:: Supplied data

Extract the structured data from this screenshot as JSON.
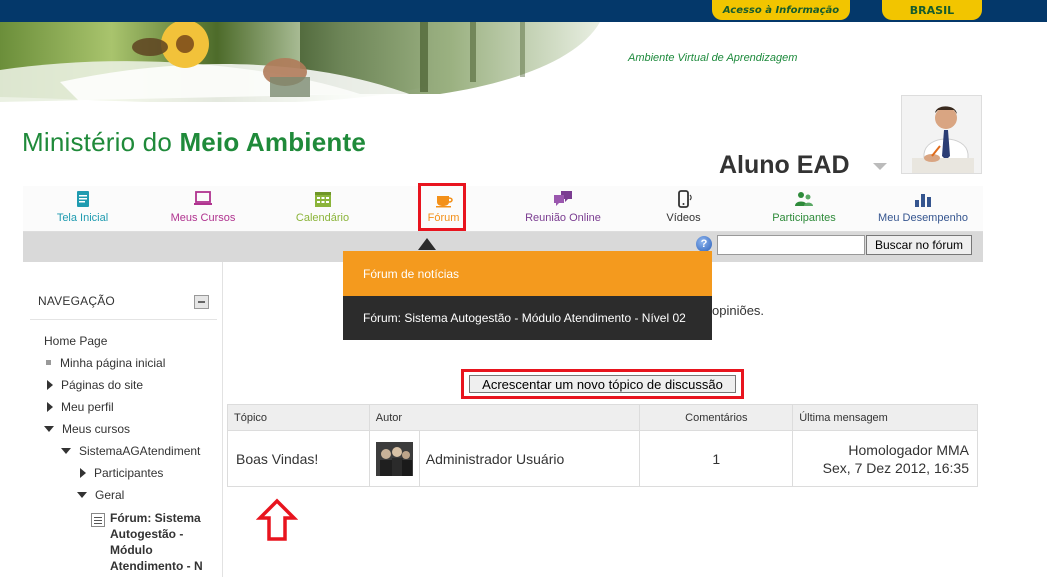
{
  "gov_bar": {
    "acesso_label": "Acesso à Informação",
    "brasil_label": "BRASIL"
  },
  "banner": {
    "ava_label": "Ambiente Virtual de Aprendizagem"
  },
  "site": {
    "title_part1": "Ministério do",
    "title_part2": "Meio Ambiente"
  },
  "user": {
    "name": "Aluno EAD"
  },
  "nav": {
    "items": [
      {
        "label": "Tela Inicial",
        "icon": "document-icon",
        "color": "#1f9bb0"
      },
      {
        "label": "Meus Cursos",
        "icon": "laptop-icon",
        "color": "#b0338f"
      },
      {
        "label": "Calendário",
        "icon": "calendar-icon",
        "color": "#8bb43a"
      },
      {
        "label": "Fórum",
        "icon": "coffee-cup-icon",
        "color": "#f39019"
      },
      {
        "label": "Reunião Online",
        "icon": "chat-bubbles-icon",
        "color": "#7b3d91"
      },
      {
        "label": "Vídeos",
        "icon": "mobile-icon",
        "color": "#333333"
      },
      {
        "label": "Participantes",
        "icon": "people-icon",
        "color": "#2e8b3a"
      },
      {
        "label": "Meu Desempenho",
        "icon": "bar-chart-icon",
        "color": "#35558f"
      }
    ]
  },
  "search": {
    "input_value": "",
    "button_label": "Buscar no fórum",
    "help_glyph": "?"
  },
  "forum_dropdown": {
    "items": [
      {
        "label": "Fórum de notícias"
      },
      {
        "label": "Fórum: Sistema Autogestão - Módulo Atendimento - Nível 02"
      }
    ]
  },
  "navigation_block": {
    "header": "NAVEGAÇÃO",
    "items": [
      {
        "label": "Home Page"
      },
      {
        "label": "Minha página inicial"
      },
      {
        "label": "Páginas do site"
      },
      {
        "label": "Meu perfil"
      },
      {
        "label": "Meus cursos"
      },
      {
        "label": "SistemaAGAtendiment"
      },
      {
        "label": "Participantes"
      },
      {
        "label": "Geral"
      },
      {
        "label": "Fórum: Sistema Autogestão - Módulo Atendimento - N"
      }
    ]
  },
  "main": {
    "intro_text": "opiniões.",
    "add_topic_label": "Acrescentar um novo tópico de discussão"
  },
  "forum_table": {
    "headers": [
      "Tópico",
      "Autor",
      "Comentários",
      "Última mensagem"
    ],
    "rows": [
      {
        "topic": "Boas Vindas!",
        "author": "Administrador Usuário",
        "comments": "1",
        "last_author": "Homologador MMA",
        "last_date": "Sex, 7 Dez 2012, 16:35"
      }
    ]
  },
  "colors": {
    "gov_blue": "#04386a",
    "gov_yellow": "#f2c500",
    "brand_green": "#1f8a3a",
    "highlight_red": "#e8141e",
    "dropdown_orange": "#f49a1e",
    "dropdown_dark": "#2c2c2c"
  }
}
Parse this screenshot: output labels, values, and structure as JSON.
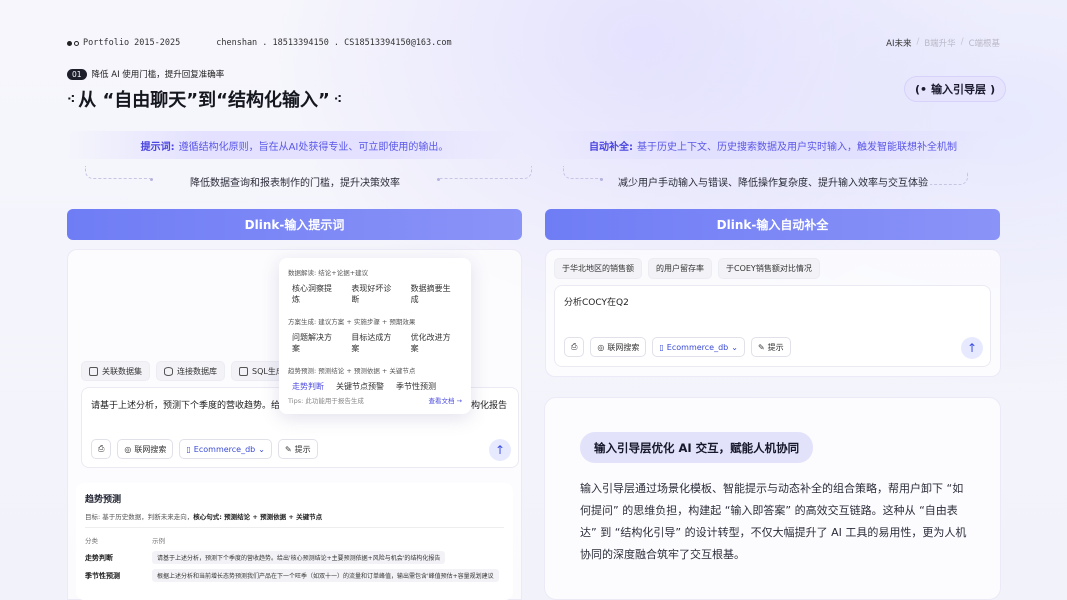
{
  "topbar": {
    "portfolio": "Portfolio 2015-2025",
    "contact": "chenshan . 18513394150 . CS18513394150@163.com",
    "crumbs": [
      "AI未来",
      "B端升华",
      "C端根基"
    ]
  },
  "header": {
    "num": "01",
    "tagline": "降低 AI 使用门槛，提升回复准确率",
    "title": "从 “自由聊天”到“结构化输入”",
    "badge": "输入引导层",
    "badge_open": "(•",
    "badge_close": ")"
  },
  "left": {
    "strip_label": "提示词:",
    "strip_text": "遵循结构化原则，旨在从AI处获得专业、可立即使用的输出。",
    "sub": "降低数据查询和报表制作的门槛，提升决策效率",
    "bar": "Dlink-输入提示词",
    "chips": [
      "关联数据集",
      "连接数据库",
      "SQL生成"
    ],
    "input_text_a": "请基于上述分析，预测下个季度的营收趋势。给",
    "input_text_b": "构化报告",
    "tools": {
      "search": "联网搜索",
      "db": "Ecommerce_db",
      "hint": "提示"
    },
    "popover": {
      "groups": [
        {
          "label": "数据解读: 结论+论据+建议",
          "items": [
            "核心洞察提炼",
            "表现好坏诊断",
            "数据摘要生成"
          ]
        },
        {
          "label": "方案生成: 建议方案 + 实施步骤 + 预期效果",
          "items": [
            "问题解决方案",
            "目标达成方案",
            "优化改进方案"
          ]
        },
        {
          "label": "趋势预测: 预测结论 + 预测依据 + 关键节点",
          "items": [
            "走势判断",
            "关键节点预警",
            "季节性预测"
          ]
        }
      ],
      "tips": "Tips: 此功能用于报告生成",
      "doc": "查看文档 →"
    },
    "trend": {
      "title": "趋势预测",
      "goal_prefix": "目标:  基于历史数据，判断未来走向，",
      "goal_bold": "核心句式: 预测结论 + 预测依据 + 关键节点",
      "col_cat": "分类",
      "col_ex": "示例",
      "rows": [
        {
          "cat": "走势判断",
          "ex": "请基于上述分析，预测下个季度的营收趋势。给出'核心预测结论+主要预测依据+风险与机会'的结构化报告"
        },
        {
          "cat": "季节性预测",
          "ex": "根据上述分析和当前增长态势预测我们产品在下一个旺季（如双十一）的流量和订单峰值，输出需包含'峰值预估+容量规划建议"
        }
      ]
    }
  },
  "right": {
    "strip_label": "自动补全:",
    "strip_text": "基于历史上下文、历史搜索数据及用户实时输入，触发智能联想补全机制",
    "sub": "减少用户手动输入与错误、降低操作复杂度、提升输入效率与交互体验",
    "bar": "Dlink-输入自动补全",
    "suggestions": [
      "于华北地区的销售额",
      "的用户留存率",
      "于COEY销售额对比情况"
    ],
    "input_text": "分析COCY在Q2",
    "tools": {
      "search": "联网搜索",
      "db": "Ecommerce_db",
      "hint": "提示"
    },
    "card_pill": "输入引导层优化 AI 交互，赋能人机协同",
    "card_text": "输入引导层通过场景化模板、智能提示与动态补全的组合策略，帮用户卸下 “如何提问” 的思维负担，构建起 “输入即答案” 的高效交互链路。这种从 “自由表达” 到 “结构化引导” 的设计转型，不仅大幅提升了 AI 工具的易用性，更为人机协同的深度融合筑牢了交互根基。"
  },
  "colors": {
    "accent": "#5b57e8",
    "bar_start": "#6f7df5",
    "bar_end": "#8a93f7"
  }
}
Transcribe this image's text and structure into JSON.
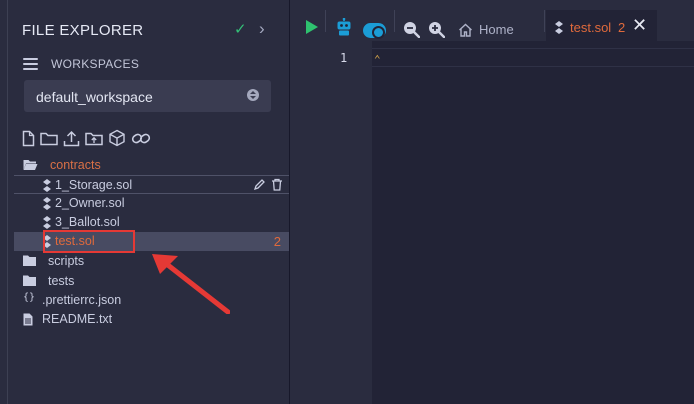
{
  "explorer": {
    "title": "FILE EXPLORER",
    "workspaces_label": "WORKSPACES",
    "workspace_selected": "default_workspace"
  },
  "tree": [
    {
      "label": "contracts",
      "type": "folder-open",
      "icon": "folder-open-icon"
    },
    {
      "label": "1_Storage.sol",
      "type": "sol-file",
      "icon": "solidity-icon"
    },
    {
      "label": "2_Owner.sol",
      "type": "sol-file",
      "icon": "solidity-icon"
    },
    {
      "label": "3_Ballot.sol",
      "type": "sol-file",
      "icon": "solidity-icon"
    },
    {
      "label": "test.sol",
      "type": "sol-file",
      "icon": "solidity-icon",
      "problems": "2"
    },
    {
      "label": "scripts",
      "type": "folder",
      "icon": "folder-icon"
    },
    {
      "label": "tests",
      "type": "folder",
      "icon": "folder-icon"
    },
    {
      "label": ".prettierrc.json",
      "type": "json-file",
      "icon": "braces-icon"
    },
    {
      "label": "README.txt",
      "type": "text-file",
      "icon": "file-text-icon"
    }
  ],
  "editor": {
    "home_tab": "Home",
    "active_tab": "test.sol",
    "active_tab_problems": "2",
    "line_numbers": [
      "1"
    ]
  },
  "colors": {
    "accent_orange": "#e06a3c",
    "check_green": "#33bf77",
    "toggle_blue": "#1b9dd6",
    "annotation_red": "#e53935"
  }
}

::::

What is required ▸ Reproduce the data verbatim. Do not carry any picture into the copy.

Task response ▸
Extract the structured data from this screenshot as JSON.
{
  "gov_bar": {
    "acesso_label": "Acesso à Informação",
    "brasil_label": "BRASIL"
  },
  "banner": {
    "ava_label": "Ambiente Virtual de Aprendizagem"
  },
  "site": {
    "title_part1": "Ministério do",
    "title_part2": "Meio Ambiente"
  },
  "user": {
    "name": "Aluno EAD"
  },
  "nav": {
    "items": [
      {
        "label": "Tela Inicial",
        "icon": "document-icon",
        "color": "#1f9bb0"
      },
      {
        "label": "Meus Cursos",
        "icon": "laptop-icon",
        "color": "#b0338f"
      },
      {
        "label": "Calendário",
        "icon": "calendar-icon",
        "color": "#8bb43a"
      },
      {
        "label": "Fórum",
        "icon": "coffee-cup-icon",
        "color": "#f39019"
      },
      {
        "label": "Reunião Online",
        "icon": "chat-bubbles-icon",
        "color": "#7b3d91"
      },
      {
        "label": "Vídeos",
        "icon": "mobile-icon",
        "color": "#333333"
      },
      {
        "label": "Participantes",
        "icon": "people-icon",
        "color": "#2e8b3a"
      },
      {
        "label": "Meu Desempenho",
        "icon": "bar-chart-icon",
        "color": "#35558f"
      }
    ]
  },
  "search": {
    "input_value": "",
    "button_label": "Buscar no fórum",
    "help_glyph": "?"
  },
  "forum_dropdown": {
    "items": [
      {
        "label": "Fórum de notícias"
      },
      {
        "label": "Fórum: Sistema Autogestão - Módulo Atendimento - Nível 02"
      }
    ]
  },
  "navigation_block": {
    "header": "NAVEGAÇÃO",
    "items": [
      {
        "label": "Home Page"
      },
      {
        "label": "Minha página inicial"
      },
      {
        "label": "Páginas do site"
      },
      {
        "label": "Meu perfil"
      },
      {
        "label": "Meus cursos"
      },
      {
        "label": "SistemaAGAtendiment"
      },
      {
        "label": "Participantes"
      },
      {
        "label": "Geral"
      },
      {
        "label": "Fórum: Sistema Autogestão - Módulo Atendimento - N"
      }
    ]
  },
  "main": {
    "intro_text": "opiniões.",
    "add_topic_label": "Acrescentar um novo tópico de discussão"
  },
  "forum_table": {
    "headers": [
      "Tópico",
      "Autor",
      "Comentários",
      "Última mensagem"
    ],
    "rows": [
      {
        "topic": "Boas Vindas!",
        "author": "Administrador Usuário",
        "comments": "1",
        "last_author": "Homologador MMA",
        "last_date": "Sex, 7 Dez 2012, 16:35"
      }
    ]
  },
  "colors": {
    "gov_blue": "#04386a",
    "gov_yellow": "#f2c500",
    "brand_green": "#1f8a3a",
    "highlight_red": "#e8141e",
    "dropdown_orange": "#f49a1e",
    "dropdown_dark": "#2c2c2c"
  }
}
Parse this screenshot: output labels, values, and structure as JSON.
{
  "topbar": {
    "portfolio": "Portfolio 2015-2025",
    "contact": "chenshan . 18513394150 . CS18513394150@163.com",
    "crumbs": [
      "AI未来",
      "B端升华",
      "C端根基"
    ]
  },
  "header": {
    "num": "01",
    "tagline": "降低 AI 使用门槛，提升回复准确率",
    "title": "从 “自由聊天”到“结构化输入”",
    "badge": "输入引导层",
    "badge_open": "(•",
    "badge_close": ")"
  },
  "left": {
    "strip_label": "提示词:",
    "strip_text": "遵循结构化原则，旨在从AI处获得专业、可立即使用的输出。",
    "sub": "降低数据查询和报表制作的门槛，提升决策效率",
    "bar": "Dlink-输入提示词",
    "chips": [
      "关联数据集",
      "连接数据库",
      "SQL生成"
    ],
    "input_text_a": "请基于上述分析，预测下个季度的营收趋势。给",
    "input_text_b": "构化报告",
    "tools": {
      "search": "联网搜索",
      "db": "Ecommerce_db",
      "hint": "提示"
    },
    "popover": {
      "groups": [
        {
          "label": "数据解读: 结论+论据+建议",
          "items": [
            "核心洞察提炼",
            "表现好坏诊断",
            "数据摘要生成"
          ]
        },
        {
          "label": "方案生成: 建议方案 + 实施步骤 + 预期效果",
          "items": [
            "问题解决方案",
            "目标达成方案",
            "优化改进方案"
          ]
        },
        {
          "label": "趋势预测: 预测结论 + 预测依据 + 关键节点",
          "items": [
            "走势判断",
            "关键节点预警",
            "季节性预测"
          ]
        }
      ],
      "tips": "Tips: 此功能用于报告生成",
      "doc": "查看文档 →"
    },
    "trend": {
      "title": "趋势预测",
      "goal_prefix": "目标:  基于历史数据，判断未来走向，",
      "goal_bold": "核心句式: 预测结论 + 预测依据 + 关键节点",
      "col_cat": "分类",
      "col_ex": "示例",
      "rows": [
        {
          "cat": "走势判断",
          "ex": "请基于上述分析，预测下个季度的营收趋势。给出'核心预测结论+主要预测依据+风险与机会'的结构化报告"
        },
        {
          "cat": "季节性预测",
          "ex": "根据上述分析和当前增长态势预测我们产品在下一个旺季（如双十一）的流量和订单峰值，输出需包含'峰值预估+容量规划建议"
        }
      ]
    }
  },
  "right": {
    "strip_label": "自动补全:",
    "strip_text": "基于历史上下文、历史搜索数据及用户实时输入，触发智能联想补全机制",
    "sub": "减少用户手动输入与错误、降低操作复杂度、提升输入效率与交互体验",
    "bar": "Dlink-输入自动补全",
    "suggestions": [
      "于华北地区的销售额",
      "的用户留存率",
      "于COEY销售额对比情况"
    ],
    "input_text": "分析COCY在Q2",
    "tools": {
      "search": "联网搜索",
      "db": "Ecommerce_db",
      "hint": "提示"
    },
    "card_pill": "输入引导层优化 AI 交互，赋能人机协同",
    "card_text": "输入引导层通过场景化模板、智能提示与动态补全的组合策略，帮用户卸下 “如何提问” 的思维负担，构建起 “输入即答案” 的高效交互链路。这种从 “自由表达” 到 “结构化引导” 的设计转型，不仅大幅提升了 AI 工具的易用性，更为人机协同的深度融合筑牢了交互根基。"
  },
  "colors": {
    "accent": "#5b57e8",
    "bar_start": "#6f7df5",
    "bar_end": "#8a93f7"
  }
}
Transcribe this image's text and structure into JSON.
{
  "explorer": {
    "title": "FILE EXPLORER",
    "workspaces_label": "WORKSPACES",
    "workspace_selected": "default_workspace"
  },
  "tree": [
    {
      "label": "contracts",
      "type": "folder-open",
      "icon": "folder-open-icon"
    },
    {
      "label": "1_Storage.sol",
      "type": "sol-file",
      "icon": "solidity-icon"
    },
    {
      "label": "2_Owner.sol",
      "type": "sol-file",
      "icon": "solidity-icon"
    },
    {
      "label": "3_Ballot.sol",
      "type": "sol-file",
      "icon": "solidity-icon"
    },
    {
      "label": "test.sol",
      "type": "sol-file",
      "icon": "solidity-icon",
      "problems": "2"
    },
    {
      "label": "scripts",
      "type": "folder",
      "icon": "folder-icon"
    },
    {
      "label": "tests",
      "type": "folder",
      "icon": "folder-icon"
    },
    {
      "label": ".prettierrc.json",
      "type": "json-file",
      "icon": "braces-icon"
    },
    {
      "label": "README.txt",
      "type": "text-file",
      "icon": "file-text-icon"
    }
  ],
  "editor": {
    "home_tab": "Home",
    "active_tab": "test.sol",
    "active_tab_problems": "2",
    "line_numbers": [
      "1"
    ]
  },
  "colors": {
    "accent_orange": "#e06a3c",
    "check_green": "#33bf77",
    "toggle_blue": "#1b9dd6",
    "annotation_red": "#e53935"
  }
}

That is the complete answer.